Exercise requirements ▸
Go through the lines below and repeat each one exactly, skipping pictures.

═══ Source material ═══

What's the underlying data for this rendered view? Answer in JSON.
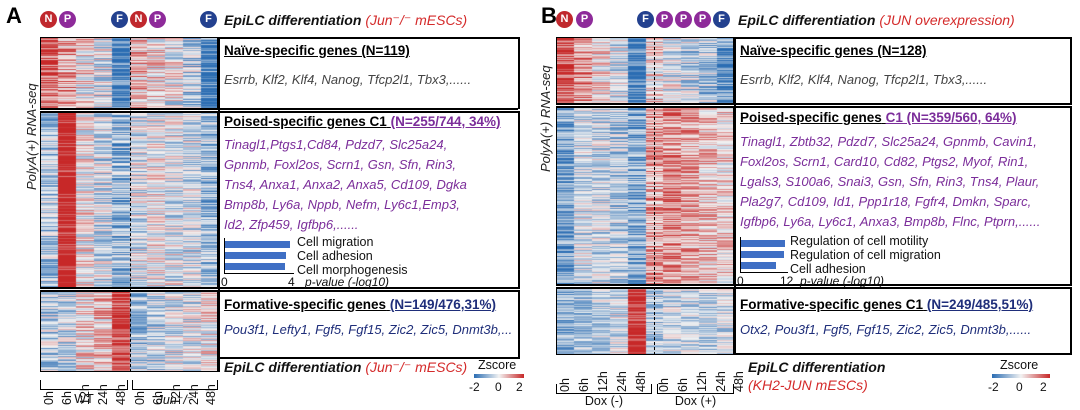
{
  "panelA": {
    "letter": "A",
    "badges_left": [
      "N",
      "P"
    ],
    "badges_right": [
      "F",
      "N",
      "P"
    ],
    "badge_far_right": "F",
    "title_main": "EpiLC differentiation",
    "title_sub": "(Jun⁻/⁻ mESCs)",
    "side_label": "PolyA(+) RNA-seq",
    "blocks": {
      "naive": {
        "title": "Naïve-specific genes (N=119)",
        "genes": "Esrrb, Klf2, Klf4, Nanog, Tfcp2l1, Tbx3,......"
      },
      "poised": {
        "title": "Poised-specific genes C1",
        "count": "(N=255/744, 34%)",
        "genes": "Tinagl1,Ptgs1,Cd84, Pdzd7, Slc25a24,\nGpnmb, Foxl2os, Scrn1, Gsn, Sfn, Rin3,\nTns4, Anxa1, Anxa2, Anxa5, Cd109, Dgka\nBmp8b, Ly6a, Nppb, Nefm, Ly6c1,Emp3,\nId2, Zfp459, Igfbp6,......"
      },
      "formative": {
        "title": "Formative-specific genes",
        "count": "(N=149/476,31%)",
        "genes": "Pou3f1, Lefty1, Fgf5, Fgf15, Zic2, Zic5, Dnmt3b,..."
      }
    },
    "go_terms": [
      "Cell migration",
      "Cell adhesion",
      "Cell morphogenesis"
    ],
    "go_values": [
      3.8,
      3.6,
      3.5
    ],
    "go_axis": {
      "min": "0",
      "max": "4",
      "title": "p-value (-log10)"
    },
    "bottom_main": "EpiLC differentiation",
    "bottom_sub": "(Jun⁻/⁻ mESCs)",
    "timepoints": [
      "0h",
      "6h",
      "12h",
      "24h",
      "48h"
    ],
    "groups": [
      "WT",
      "Jun⁻/⁻"
    ],
    "zscore": {
      "title": "Zscore",
      "ticks": [
        "-2",
        "0",
        "2"
      ]
    }
  },
  "panelB": {
    "letter": "B",
    "badges": [
      "N",
      "P",
      "F",
      "P",
      "P",
      "P",
      "P",
      "F"
    ],
    "title_main": "EpiLC differentiation",
    "title_sub": "(JUN overexpression)",
    "side_label": "PolyA(+) RNA-seq",
    "blocks": {
      "naive": {
        "title": "Naïve-specific genes (N=128)",
        "genes": "Esrrb, Klf2, Klf4, Nanog, Tfcp2l1, Tbx3,......"
      },
      "poised": {
        "title": "Poised-specific genes",
        "count": "C1 (N=359/560, 64%)",
        "genes": "Tinagl1, Zbtb32, Pdzd7, Slc25a24, Gpnmb, Cavin1,\nFoxl2os, Scrn1, Card10, Cd82, Ptgs2, Myof, Rin1,\nLgals3, S100a6, Snai3, Gsn, Sfn, Rin3, Tns4, Plaur,\nPla2g7, Cd109, Id1, Ppp1r18, Fgfr4, Dmkn, Sparc,\nIgfbp6, Ly6a, Ly6c1, Anxa3, Bmp8b, Flnc, Ptprn,......"
      },
      "formative": {
        "title": "Formative-specific genes C1",
        "count": "(N=249/485,51%)",
        "genes": "Otx2, Pou3f1, Fgf5, Fgf15, Zic2, Zic5, Dnmt3b,......"
      }
    },
    "go_terms": [
      "Regulation of cell motility",
      "Regulation of cell migration",
      "Cell adhesion"
    ],
    "go_values": [
      11.5,
      11.3,
      9.0
    ],
    "go_axis": {
      "min": "0",
      "max": "12",
      "title": "p-value (-log10)"
    },
    "bottom_main": "EpiLC differentiation",
    "bottom_sub": "(KH2-JUN mESCs)",
    "timepoints": [
      "0h",
      "6h",
      "12h",
      "24h",
      "48h"
    ],
    "groups": [
      "Dox (-)",
      "Dox (+)"
    ],
    "zscore": {
      "title": "Zscore",
      "ticks": [
        "-2",
        "0",
        "2"
      ]
    }
  },
  "colors": {
    "high": "#c72828",
    "mid": "#f2f2f2",
    "low": "#2b6db3",
    "naive": "#c0282d",
    "poised": "#8e2b9a",
    "formative": "#23418f"
  }
}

═══

Your solution ▸
What's the underlying data for this rendered view? Answer in JSON.
{
  "panelA": {
    "letter": "A",
    "badges_left": [
      "N",
      "P"
    ],
    "badges_right": [
      "F",
      "N",
      "P"
    ],
    "badge_far_right": "F",
    "title_main": "EpiLC differentiation",
    "title_sub": "(Jun⁻/⁻ mESCs)",
    "side_label": "PolyA(+) RNA-seq",
    "blocks": {
      "naive": {
        "title": "Naïve-specific genes (N=119)",
        "genes": "Esrrb, Klf2, Klf4, Nanog, Tfcp2l1, Tbx3,......"
      },
      "poised": {
        "title": "Poised-specific genes C1",
        "count": "(N=255/744, 34%)",
        "genes": "Tinagl1,Ptgs1,Cd84, Pdzd7, Slc25a24,\nGpnmb, Foxl2os, Scrn1, Gsn, Sfn, Rin3,\nTns4, Anxa1, Anxa2, Anxa5, Cd109, Dgka\nBmp8b, Ly6a, Nppb, Nefm, Ly6c1,Emp3,\nId2, Zfp459, Igfbp6,......"
      },
      "formative": {
        "title": "Formative-specific genes",
        "count": "(N=149/476,31%)",
        "genes": "Pou3f1, Lefty1, Fgf5, Fgf15, Zic2, Zic5, Dnmt3b,..."
      }
    },
    "go_terms": [
      "Cell migration",
      "Cell adhesion",
      "Cell morphogenesis"
    ],
    "go_values": [
      3.8,
      3.6,
      3.5
    ],
    "go_axis": {
      "min": "0",
      "max": "4",
      "title": "p-value (-log10)"
    },
    "bottom_main": "EpiLC differentiation",
    "bottom_sub": "(Jun⁻/⁻ mESCs)",
    "timepoints": [
      "0h",
      "6h",
      "12h",
      "24h",
      "48h"
    ],
    "groups": [
      "WT",
      "Jun⁻/⁻"
    ],
    "zscore": {
      "title": "Zscore",
      "ticks": [
        "-2",
        "0",
        "2"
      ]
    }
  },
  "panelB": {
    "letter": "B",
    "badges": [
      "N",
      "P",
      "F",
      "P",
      "P",
      "P",
      "P",
      "F"
    ],
    "title_main": "EpiLC differentiation",
    "title_sub": "(JUN overexpression)",
    "side_label": "PolyA(+) RNA-seq",
    "blocks": {
      "naive": {
        "title": "Naïve-specific genes (N=128)",
        "genes": "Esrrb, Klf2, Klf4, Nanog, Tfcp2l1, Tbx3,......"
      },
      "poised": {
        "title": "Poised-specific genes",
        "count": "C1 (N=359/560, 64%)",
        "genes": "Tinagl1, Zbtb32, Pdzd7, Slc25a24, Gpnmb, Cavin1,\nFoxl2os, Scrn1, Card10, Cd82, Ptgs2, Myof, Rin1,\nLgals3, S100a6, Snai3, Gsn, Sfn, Rin3, Tns4, Plaur,\nPla2g7, Cd109, Id1, Ppp1r18, Fgfr4, Dmkn, Sparc,\nIgfbp6, Ly6a, Ly6c1, Anxa3, Bmp8b, Flnc, Ptprn,......"
      },
      "formative": {
        "title": "Formative-specific genes C1",
        "count": "(N=249/485,51%)",
        "genes": "Otx2, Pou3f1, Fgf5, Fgf15, Zic2, Zic5, Dnmt3b,......"
      }
    },
    "go_terms": [
      "Regulation of cell motility",
      "Regulation of cell migration",
      "Cell adhesion"
    ],
    "go_values": [
      11.5,
      11.3,
      9.0
    ],
    "go_axis": {
      "min": "0",
      "max": "12",
      "title": "p-value (-log10)"
    },
    "bottom_main": "EpiLC differentiation",
    "bottom_sub": "(KH2-JUN mESCs)",
    "timepoints": [
      "0h",
      "6h",
      "12h",
      "24h",
      "48h"
    ],
    "groups": [
      "Dox (-)",
      "Dox (+)"
    ],
    "zscore": {
      "title": "Zscore",
      "ticks": [
        "-2",
        "0",
        "2"
      ]
    }
  },
  "colors": {
    "high": "#c72828",
    "mid": "#f2f2f2",
    "low": "#2b6db3",
    "naive": "#c0282d",
    "poised": "#8e2b9a",
    "formative": "#23418f"
  }
}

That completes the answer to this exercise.